*DIRECTION*.
Transcribe every line exactly and omit anything that is a picture.
-*-
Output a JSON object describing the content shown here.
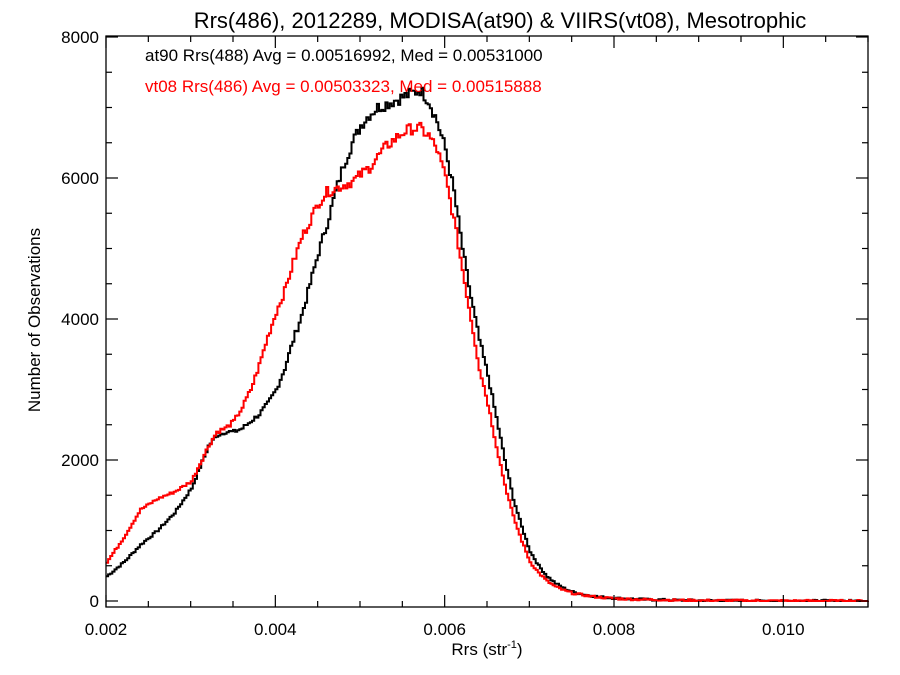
{
  "chart_data": {
    "type": "line",
    "title": "Rrs(486), 2012289, MODISA(at90) & VIIRS(vt08), Mesotrophic",
    "xlabel": "Rrs (str",
    "xlabel_sup": "-1",
    "xlabel_close": ")",
    "ylabel": "Number of Observations",
    "xlim": [
      0.002,
      0.011
    ],
    "ylim": [
      0,
      8000
    ],
    "xticks": [
      {
        "value": 0.002,
        "label": "0.002"
      },
      {
        "value": 0.004,
        "label": "0.004"
      },
      {
        "value": 0.006,
        "label": "0.006"
      },
      {
        "value": 0.008,
        "label": "0.008"
      },
      {
        "value": 0.01,
        "label": "0.010"
      }
    ],
    "yticks": [
      {
        "value": 0,
        "label": "0"
      },
      {
        "value": 2000,
        "label": "2000"
      },
      {
        "value": 4000,
        "label": "4000"
      },
      {
        "value": 6000,
        "label": "6000"
      },
      {
        "value": 8000,
        "label": "8000"
      }
    ],
    "grid": false,
    "annotations": [
      "at90 Rrs(488) Avg = 0.00516992, Med = 0.00531000",
      "vt08 Rrs(486) Avg = 0.00503323, Med = 0.00515888"
    ],
    "series": [
      {
        "color": "#000000",
        "x": [
          0.002,
          0.0022,
          0.0024,
          0.0026,
          0.0028,
          0.003,
          0.0031,
          0.0032,
          0.0033,
          0.0034,
          0.0035,
          0.0036,
          0.0037,
          0.0038,
          0.0039,
          0.004,
          0.0041,
          0.0042,
          0.0043,
          0.0044,
          0.0045,
          0.0046,
          0.0047,
          0.0048,
          0.0049,
          0.005,
          0.0051,
          0.0052,
          0.0053,
          0.0054,
          0.0055,
          0.0056,
          0.0057,
          0.0058,
          0.0059,
          0.006,
          0.0061,
          0.0062,
          0.0063,
          0.0064,
          0.0065,
          0.0066,
          0.0067,
          0.0068,
          0.0069,
          0.007,
          0.0071,
          0.0072,
          0.0073,
          0.0074,
          0.0075,
          0.0076,
          0.0077,
          0.0078,
          0.0079,
          0.008,
          0.0082,
          0.0084,
          0.0086,
          0.0088,
          0.009,
          0.0095,
          0.01,
          0.0105,
          0.011
        ],
        "y": [
          350,
          550,
          800,
          1000,
          1250,
          1600,
          1900,
          2200,
          2350,
          2400,
          2400,
          2450,
          2550,
          2650,
          2800,
          3000,
          3300,
          3700,
          4050,
          4500,
          4950,
          5350,
          5800,
          6200,
          6500,
          6750,
          6900,
          7000,
          7050,
          7100,
          7150,
          7200,
          7250,
          7100,
          6800,
          6400,
          5800,
          5000,
          4300,
          3700,
          3200,
          2600,
          2000,
          1450,
          1050,
          700,
          500,
          350,
          250,
          180,
          130,
          100,
          80,
          60,
          50,
          40,
          30,
          20,
          15,
          10,
          8,
          5,
          3,
          2,
          1
        ]
      },
      {
        "color": "#ff0000",
        "x": [
          0.002,
          0.0022,
          0.0024,
          0.0026,
          0.0028,
          0.003,
          0.0031,
          0.0032,
          0.0033,
          0.0034,
          0.0035,
          0.0036,
          0.0037,
          0.0038,
          0.0039,
          0.004,
          0.0041,
          0.0042,
          0.0043,
          0.0044,
          0.0045,
          0.0046,
          0.0047,
          0.0048,
          0.0049,
          0.005,
          0.0051,
          0.0052,
          0.0053,
          0.0054,
          0.0055,
          0.0056,
          0.0057,
          0.0058,
          0.0059,
          0.006,
          0.0061,
          0.0062,
          0.0063,
          0.0064,
          0.0065,
          0.0066,
          0.0067,
          0.0068,
          0.0069,
          0.007,
          0.0071,
          0.0072,
          0.0073,
          0.0074,
          0.0075,
          0.0076,
          0.0077,
          0.0078,
          0.0079,
          0.008,
          0.0082,
          0.0084,
          0.0086,
          0.0088,
          0.009,
          0.0095,
          0.01,
          0.0105,
          0.011
        ],
        "y": [
          550,
          900,
          1300,
          1450,
          1550,
          1700,
          1950,
          2200,
          2400,
          2450,
          2550,
          2750,
          3000,
          3350,
          3750,
          4100,
          4400,
          4800,
          5150,
          5400,
          5650,
          5800,
          5850,
          5900,
          5950,
          6050,
          6150,
          6300,
          6450,
          6550,
          6650,
          6700,
          6700,
          6600,
          6400,
          6000,
          5400,
          4700,
          4000,
          3300,
          2800,
          2200,
          1650,
          1200,
          850,
          550,
          400,
          280,
          200,
          150,
          110,
          90,
          70,
          55,
          45,
          35,
          25,
          20,
          15,
          10,
          8,
          5,
          3,
          2,
          1
        ]
      }
    ]
  }
}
-*-
*EXPECTED ANSWER*.
Output a JSON object describing the content shown here.
{
  "chart_data": {
    "type": "line",
    "title": "Rrs(486), 2012289, MODISA(at90) & VIIRS(vt08), Mesotrophic",
    "xlabel": "Rrs (str",
    "xlabel_sup": "-1",
    "xlabel_close": ")",
    "ylabel": "Number of Observations",
    "xlim": [
      0.002,
      0.011
    ],
    "ylim": [
      0,
      8000
    ],
    "xticks": [
      {
        "value": 0.002,
        "label": "0.002"
      },
      {
        "value": 0.004,
        "label": "0.004"
      },
      {
        "value": 0.006,
        "label": "0.006"
      },
      {
        "value": 0.008,
        "label": "0.008"
      },
      {
        "value": 0.01,
        "label": "0.010"
      }
    ],
    "yticks": [
      {
        "value": 0,
        "label": "0"
      },
      {
        "value": 2000,
        "label": "2000"
      },
      {
        "value": 4000,
        "label": "4000"
      },
      {
        "value": 6000,
        "label": "6000"
      },
      {
        "value": 8000,
        "label": "8000"
      }
    ],
    "grid": false,
    "annotations": [
      "at90 Rrs(488) Avg = 0.00516992, Med = 0.00531000",
      "vt08 Rrs(486) Avg = 0.00503323, Med = 0.00515888"
    ],
    "series": [
      {
        "color": "#000000",
        "x": [
          0.002,
          0.0022,
          0.0024,
          0.0026,
          0.0028,
          0.003,
          0.0031,
          0.0032,
          0.0033,
          0.0034,
          0.0035,
          0.0036,
          0.0037,
          0.0038,
          0.0039,
          0.004,
          0.0041,
          0.0042,
          0.0043,
          0.0044,
          0.0045,
          0.0046,
          0.0047,
          0.0048,
          0.0049,
          0.005,
          0.0051,
          0.0052,
          0.0053,
          0.0054,
          0.0055,
          0.0056,
          0.0057,
          0.0058,
          0.0059,
          0.006,
          0.0061,
          0.0062,
          0.0063,
          0.0064,
          0.0065,
          0.0066,
          0.0067,
          0.0068,
          0.0069,
          0.007,
          0.0071,
          0.0072,
          0.0073,
          0.0074,
          0.0075,
          0.0076,
          0.0077,
          0.0078,
          0.0079,
          0.008,
          0.0082,
          0.0084,
          0.0086,
          0.0088,
          0.009,
          0.0095,
          0.01,
          0.0105,
          0.011
        ],
        "y": [
          350,
          550,
          800,
          1000,
          1250,
          1600,
          1900,
          2200,
          2350,
          2400,
          2400,
          2450,
          2550,
          2650,
          2800,
          3000,
          3300,
          3700,
          4050,
          4500,
          4950,
          5350,
          5800,
          6200,
          6500,
          6750,
          6900,
          7000,
          7050,
          7100,
          7150,
          7200,
          7250,
          7100,
          6800,
          6400,
          5800,
          5000,
          4300,
          3700,
          3200,
          2600,
          2000,
          1450,
          1050,
          700,
          500,
          350,
          250,
          180,
          130,
          100,
          80,
          60,
          50,
          40,
          30,
          20,
          15,
          10,
          8,
          5,
          3,
          2,
          1
        ]
      },
      {
        "color": "#ff0000",
        "x": [
          0.002,
          0.0022,
          0.0024,
          0.0026,
          0.0028,
          0.003,
          0.0031,
          0.0032,
          0.0033,
          0.0034,
          0.0035,
          0.0036,
          0.0037,
          0.0038,
          0.0039,
          0.004,
          0.0041,
          0.0042,
          0.0043,
          0.0044,
          0.0045,
          0.0046,
          0.0047,
          0.0048,
          0.0049,
          0.005,
          0.0051,
          0.0052,
          0.0053,
          0.0054,
          0.0055,
          0.0056,
          0.0057,
          0.0058,
          0.0059,
          0.006,
          0.0061,
          0.0062,
          0.0063,
          0.0064,
          0.0065,
          0.0066,
          0.0067,
          0.0068,
          0.0069,
          0.007,
          0.0071,
          0.0072,
          0.0073,
          0.0074,
          0.0075,
          0.0076,
          0.0077,
          0.0078,
          0.0079,
          0.008,
          0.0082,
          0.0084,
          0.0086,
          0.0088,
          0.009,
          0.0095,
          0.01,
          0.0105,
          0.011
        ],
        "y": [
          550,
          900,
          1300,
          1450,
          1550,
          1700,
          1950,
          2200,
          2400,
          2450,
          2550,
          2750,
          3000,
          3350,
          3750,
          4100,
          4400,
          4800,
          5150,
          5400,
          5650,
          5800,
          5850,
          5900,
          5950,
          6050,
          6150,
          6300,
          6450,
          6550,
          6650,
          6700,
          6700,
          6600,
          6400,
          6000,
          5400,
          4700,
          4000,
          3300,
          2800,
          2200,
          1650,
          1200,
          850,
          550,
          400,
          280,
          200,
          150,
          110,
          90,
          70,
          55,
          45,
          35,
          25,
          20,
          15,
          10,
          8,
          5,
          3,
          2,
          1
        ]
      }
    ]
  }
}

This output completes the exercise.